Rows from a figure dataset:
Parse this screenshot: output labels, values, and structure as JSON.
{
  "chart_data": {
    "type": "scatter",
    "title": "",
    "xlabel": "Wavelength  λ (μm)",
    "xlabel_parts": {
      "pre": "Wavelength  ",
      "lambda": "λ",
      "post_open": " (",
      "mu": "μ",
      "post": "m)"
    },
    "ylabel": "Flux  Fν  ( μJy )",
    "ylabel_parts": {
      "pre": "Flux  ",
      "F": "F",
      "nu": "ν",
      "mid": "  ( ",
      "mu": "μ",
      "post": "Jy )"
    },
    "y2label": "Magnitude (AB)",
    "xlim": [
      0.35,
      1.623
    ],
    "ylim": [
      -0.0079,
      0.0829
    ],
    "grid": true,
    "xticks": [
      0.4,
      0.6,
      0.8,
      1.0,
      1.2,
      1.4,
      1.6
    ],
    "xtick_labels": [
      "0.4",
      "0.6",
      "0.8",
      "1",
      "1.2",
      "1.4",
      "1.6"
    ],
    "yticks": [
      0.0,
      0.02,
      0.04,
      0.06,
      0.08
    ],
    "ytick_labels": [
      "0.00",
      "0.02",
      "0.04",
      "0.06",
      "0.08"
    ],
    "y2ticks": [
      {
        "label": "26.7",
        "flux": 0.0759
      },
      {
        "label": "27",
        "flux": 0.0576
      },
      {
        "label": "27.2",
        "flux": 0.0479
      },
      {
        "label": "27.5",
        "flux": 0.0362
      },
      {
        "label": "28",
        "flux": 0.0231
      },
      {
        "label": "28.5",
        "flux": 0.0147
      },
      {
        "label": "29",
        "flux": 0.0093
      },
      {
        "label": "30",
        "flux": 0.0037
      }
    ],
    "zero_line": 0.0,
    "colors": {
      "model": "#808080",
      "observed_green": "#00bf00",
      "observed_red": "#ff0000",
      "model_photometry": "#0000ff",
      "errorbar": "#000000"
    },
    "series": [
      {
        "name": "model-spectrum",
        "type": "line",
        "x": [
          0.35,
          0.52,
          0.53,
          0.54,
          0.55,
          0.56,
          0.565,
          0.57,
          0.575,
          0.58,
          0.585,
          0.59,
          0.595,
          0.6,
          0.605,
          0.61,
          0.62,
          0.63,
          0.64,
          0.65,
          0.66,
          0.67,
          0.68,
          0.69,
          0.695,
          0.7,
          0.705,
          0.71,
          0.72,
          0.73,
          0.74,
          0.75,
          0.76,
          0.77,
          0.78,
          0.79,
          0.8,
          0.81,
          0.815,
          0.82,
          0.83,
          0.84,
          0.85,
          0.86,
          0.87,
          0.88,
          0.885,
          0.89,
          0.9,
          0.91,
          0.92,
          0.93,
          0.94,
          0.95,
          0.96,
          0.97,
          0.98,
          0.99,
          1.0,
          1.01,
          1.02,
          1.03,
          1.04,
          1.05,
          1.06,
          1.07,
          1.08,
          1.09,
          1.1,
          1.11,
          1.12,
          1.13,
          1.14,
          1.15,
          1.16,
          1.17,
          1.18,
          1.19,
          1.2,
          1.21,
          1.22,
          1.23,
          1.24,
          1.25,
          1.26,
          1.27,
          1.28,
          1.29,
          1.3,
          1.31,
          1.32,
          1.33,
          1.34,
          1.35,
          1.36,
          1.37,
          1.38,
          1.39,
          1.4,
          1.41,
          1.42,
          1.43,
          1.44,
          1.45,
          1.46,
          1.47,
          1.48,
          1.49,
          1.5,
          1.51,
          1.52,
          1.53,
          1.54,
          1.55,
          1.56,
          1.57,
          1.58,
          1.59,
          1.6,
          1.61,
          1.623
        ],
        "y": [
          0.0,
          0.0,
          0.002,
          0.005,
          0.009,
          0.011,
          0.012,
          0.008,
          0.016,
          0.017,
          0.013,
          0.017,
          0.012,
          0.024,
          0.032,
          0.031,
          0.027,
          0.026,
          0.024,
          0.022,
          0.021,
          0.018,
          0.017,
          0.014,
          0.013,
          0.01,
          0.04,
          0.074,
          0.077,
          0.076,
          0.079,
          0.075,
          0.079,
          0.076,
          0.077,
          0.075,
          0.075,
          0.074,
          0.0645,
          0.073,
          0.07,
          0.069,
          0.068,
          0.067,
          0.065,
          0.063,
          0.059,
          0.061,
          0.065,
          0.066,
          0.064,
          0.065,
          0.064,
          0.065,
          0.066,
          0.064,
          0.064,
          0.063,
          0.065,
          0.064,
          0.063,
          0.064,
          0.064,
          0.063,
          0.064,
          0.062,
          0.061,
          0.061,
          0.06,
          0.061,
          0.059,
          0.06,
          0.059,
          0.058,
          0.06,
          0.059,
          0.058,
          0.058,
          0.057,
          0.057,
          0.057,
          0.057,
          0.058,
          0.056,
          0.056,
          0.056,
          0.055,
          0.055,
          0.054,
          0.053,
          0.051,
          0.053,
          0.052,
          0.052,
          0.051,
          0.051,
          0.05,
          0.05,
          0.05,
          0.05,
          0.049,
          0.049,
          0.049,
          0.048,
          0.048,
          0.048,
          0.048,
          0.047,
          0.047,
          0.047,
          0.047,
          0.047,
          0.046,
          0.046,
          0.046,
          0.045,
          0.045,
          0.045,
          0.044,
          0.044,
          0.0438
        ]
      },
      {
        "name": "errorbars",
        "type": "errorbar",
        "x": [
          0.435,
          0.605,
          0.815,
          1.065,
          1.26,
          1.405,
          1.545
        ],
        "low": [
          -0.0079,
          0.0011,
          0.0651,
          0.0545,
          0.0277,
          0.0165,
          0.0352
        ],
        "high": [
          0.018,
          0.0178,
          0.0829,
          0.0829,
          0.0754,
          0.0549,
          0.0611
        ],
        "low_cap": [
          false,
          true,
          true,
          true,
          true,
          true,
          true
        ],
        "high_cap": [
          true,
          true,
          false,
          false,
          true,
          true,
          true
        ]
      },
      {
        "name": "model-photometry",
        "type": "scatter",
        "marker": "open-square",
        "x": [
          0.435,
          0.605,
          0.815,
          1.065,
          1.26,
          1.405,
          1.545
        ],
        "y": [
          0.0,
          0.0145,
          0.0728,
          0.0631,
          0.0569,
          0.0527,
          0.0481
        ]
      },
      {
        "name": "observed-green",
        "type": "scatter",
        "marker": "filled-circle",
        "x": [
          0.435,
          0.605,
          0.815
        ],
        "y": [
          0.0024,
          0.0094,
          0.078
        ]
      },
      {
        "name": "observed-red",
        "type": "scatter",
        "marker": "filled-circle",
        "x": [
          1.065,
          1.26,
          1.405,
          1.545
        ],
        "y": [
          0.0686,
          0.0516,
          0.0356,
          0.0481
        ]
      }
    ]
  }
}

■ YOUR GOAL
Retype the data in full and match it exactly.

■ TASK SOLUTION
Parse this screenshot: output labels, values, and structure as JSON.
{
  "chart_data": {
    "type": "scatter",
    "title": "",
    "xlabel": "Wavelength  λ (μm)",
    "xlabel_parts": {
      "pre": "Wavelength  ",
      "lambda": "λ",
      "post_open": " (",
      "mu": "μ",
      "post": "m)"
    },
    "ylabel": "Flux  Fν  ( μJy )",
    "ylabel_parts": {
      "pre": "Flux  ",
      "F": "F",
      "nu": "ν",
      "mid": "  ( ",
      "mu": "μ",
      "post": "Jy )"
    },
    "y2label": "Magnitude (AB)",
    "xlim": [
      0.35,
      1.623
    ],
    "ylim": [
      -0.0079,
      0.0829
    ],
    "grid": true,
    "xticks": [
      0.4,
      0.6,
      0.8,
      1.0,
      1.2,
      1.4,
      1.6
    ],
    "xtick_labels": [
      "0.4",
      "0.6",
      "0.8",
      "1",
      "1.2",
      "1.4",
      "1.6"
    ],
    "yticks": [
      0.0,
      0.02,
      0.04,
      0.06,
      0.08
    ],
    "ytick_labels": [
      "0.00",
      "0.02",
      "0.04",
      "0.06",
      "0.08"
    ],
    "y2ticks": [
      {
        "label": "26.7",
        "flux": 0.0759
      },
      {
        "label": "27",
        "flux": 0.0576
      },
      {
        "label": "27.2",
        "flux": 0.0479
      },
      {
        "label": "27.5",
        "flux": 0.0362
      },
      {
        "label": "28",
        "flux": 0.0231
      },
      {
        "label": "28.5",
        "flux": 0.0147
      },
      {
        "label": "29",
        "flux": 0.0093
      },
      {
        "label": "30",
        "flux": 0.0037
      }
    ],
    "zero_line": 0.0,
    "colors": {
      "model": "#808080",
      "observed_green": "#00bf00",
      "observed_red": "#ff0000",
      "model_photometry": "#0000ff",
      "errorbar": "#000000"
    },
    "series": [
      {
        "name": "model-spectrum",
        "type": "line",
        "x": [
          0.35,
          0.52,
          0.53,
          0.54,
          0.55,
          0.56,
          0.565,
          0.57,
          0.575,
          0.58,
          0.585,
          0.59,
          0.595,
          0.6,
          0.605,
          0.61,
          0.62,
          0.63,
          0.64,
          0.65,
          0.66,
          0.67,
          0.68,
          0.69,
          0.695,
          0.7,
          0.705,
          0.71,
          0.72,
          0.73,
          0.74,
          0.75,
          0.76,
          0.77,
          0.78,
          0.79,
          0.8,
          0.81,
          0.815,
          0.82,
          0.83,
          0.84,
          0.85,
          0.86,
          0.87,
          0.88,
          0.885,
          0.89,
          0.9,
          0.91,
          0.92,
          0.93,
          0.94,
          0.95,
          0.96,
          0.97,
          0.98,
          0.99,
          1.0,
          1.01,
          1.02,
          1.03,
          1.04,
          1.05,
          1.06,
          1.07,
          1.08,
          1.09,
          1.1,
          1.11,
          1.12,
          1.13,
          1.14,
          1.15,
          1.16,
          1.17,
          1.18,
          1.19,
          1.2,
          1.21,
          1.22,
          1.23,
          1.24,
          1.25,
          1.26,
          1.27,
          1.28,
          1.29,
          1.3,
          1.31,
          1.32,
          1.33,
          1.34,
          1.35,
          1.36,
          1.37,
          1.38,
          1.39,
          1.4,
          1.41,
          1.42,
          1.43,
          1.44,
          1.45,
          1.46,
          1.47,
          1.48,
          1.49,
          1.5,
          1.51,
          1.52,
          1.53,
          1.54,
          1.55,
          1.56,
          1.57,
          1.58,
          1.59,
          1.6,
          1.61,
          1.623
        ],
        "y": [
          0.0,
          0.0,
          0.002,
          0.005,
          0.009,
          0.011,
          0.012,
          0.008,
          0.016,
          0.017,
          0.013,
          0.017,
          0.012,
          0.024,
          0.032,
          0.031,
          0.027,
          0.026,
          0.024,
          0.022,
          0.021,
          0.018,
          0.017,
          0.014,
          0.013,
          0.01,
          0.04,
          0.074,
          0.077,
          0.076,
          0.079,
          0.075,
          0.079,
          0.076,
          0.077,
          0.075,
          0.075,
          0.074,
          0.0645,
          0.073,
          0.07,
          0.069,
          0.068,
          0.067,
          0.065,
          0.063,
          0.059,
          0.061,
          0.065,
          0.066,
          0.064,
          0.065,
          0.064,
          0.065,
          0.066,
          0.064,
          0.064,
          0.063,
          0.065,
          0.064,
          0.063,
          0.064,
          0.064,
          0.063,
          0.064,
          0.062,
          0.061,
          0.061,
          0.06,
          0.061,
          0.059,
          0.06,
          0.059,
          0.058,
          0.06,
          0.059,
          0.058,
          0.058,
          0.057,
          0.057,
          0.057,
          0.057,
          0.058,
          0.056,
          0.056,
          0.056,
          0.055,
          0.055,
          0.054,
          0.053,
          0.051,
          0.053,
          0.052,
          0.052,
          0.051,
          0.051,
          0.05,
          0.05,
          0.05,
          0.05,
          0.049,
          0.049,
          0.049,
          0.048,
          0.048,
          0.048,
          0.048,
          0.047,
          0.047,
          0.047,
          0.047,
          0.047,
          0.046,
          0.046,
          0.046,
          0.045,
          0.045,
          0.045,
          0.044,
          0.044,
          0.0438
        ]
      },
      {
        "name": "errorbars",
        "type": "errorbar",
        "x": [
          0.435,
          0.605,
          0.815,
          1.065,
          1.26,
          1.405,
          1.545
        ],
        "low": [
          -0.0079,
          0.0011,
          0.0651,
          0.0545,
          0.0277,
          0.0165,
          0.0352
        ],
        "high": [
          0.018,
          0.0178,
          0.0829,
          0.0829,
          0.0754,
          0.0549,
          0.0611
        ],
        "low_cap": [
          false,
          true,
          true,
          true,
          true,
          true,
          true
        ],
        "high_cap": [
          true,
          true,
          false,
          false,
          true,
          true,
          true
        ]
      },
      {
        "name": "model-photometry",
        "type": "scatter",
        "marker": "open-square",
        "x": [
          0.435,
          0.605,
          0.815,
          1.065,
          1.26,
          1.405,
          1.545
        ],
        "y": [
          0.0,
          0.0145,
          0.0728,
          0.0631,
          0.0569,
          0.0527,
          0.0481
        ]
      },
      {
        "name": "observed-green",
        "type": "scatter",
        "marker": "filled-circle",
        "x": [
          0.435,
          0.605,
          0.815
        ],
        "y": [
          0.0024,
          0.0094,
          0.078
        ]
      },
      {
        "name": "observed-red",
        "type": "scatter",
        "marker": "filled-circle",
        "x": [
          1.065,
          1.26,
          1.405,
          1.545
        ],
        "y": [
          0.0686,
          0.0516,
          0.0356,
          0.0481
        ]
      }
    ]
  }
}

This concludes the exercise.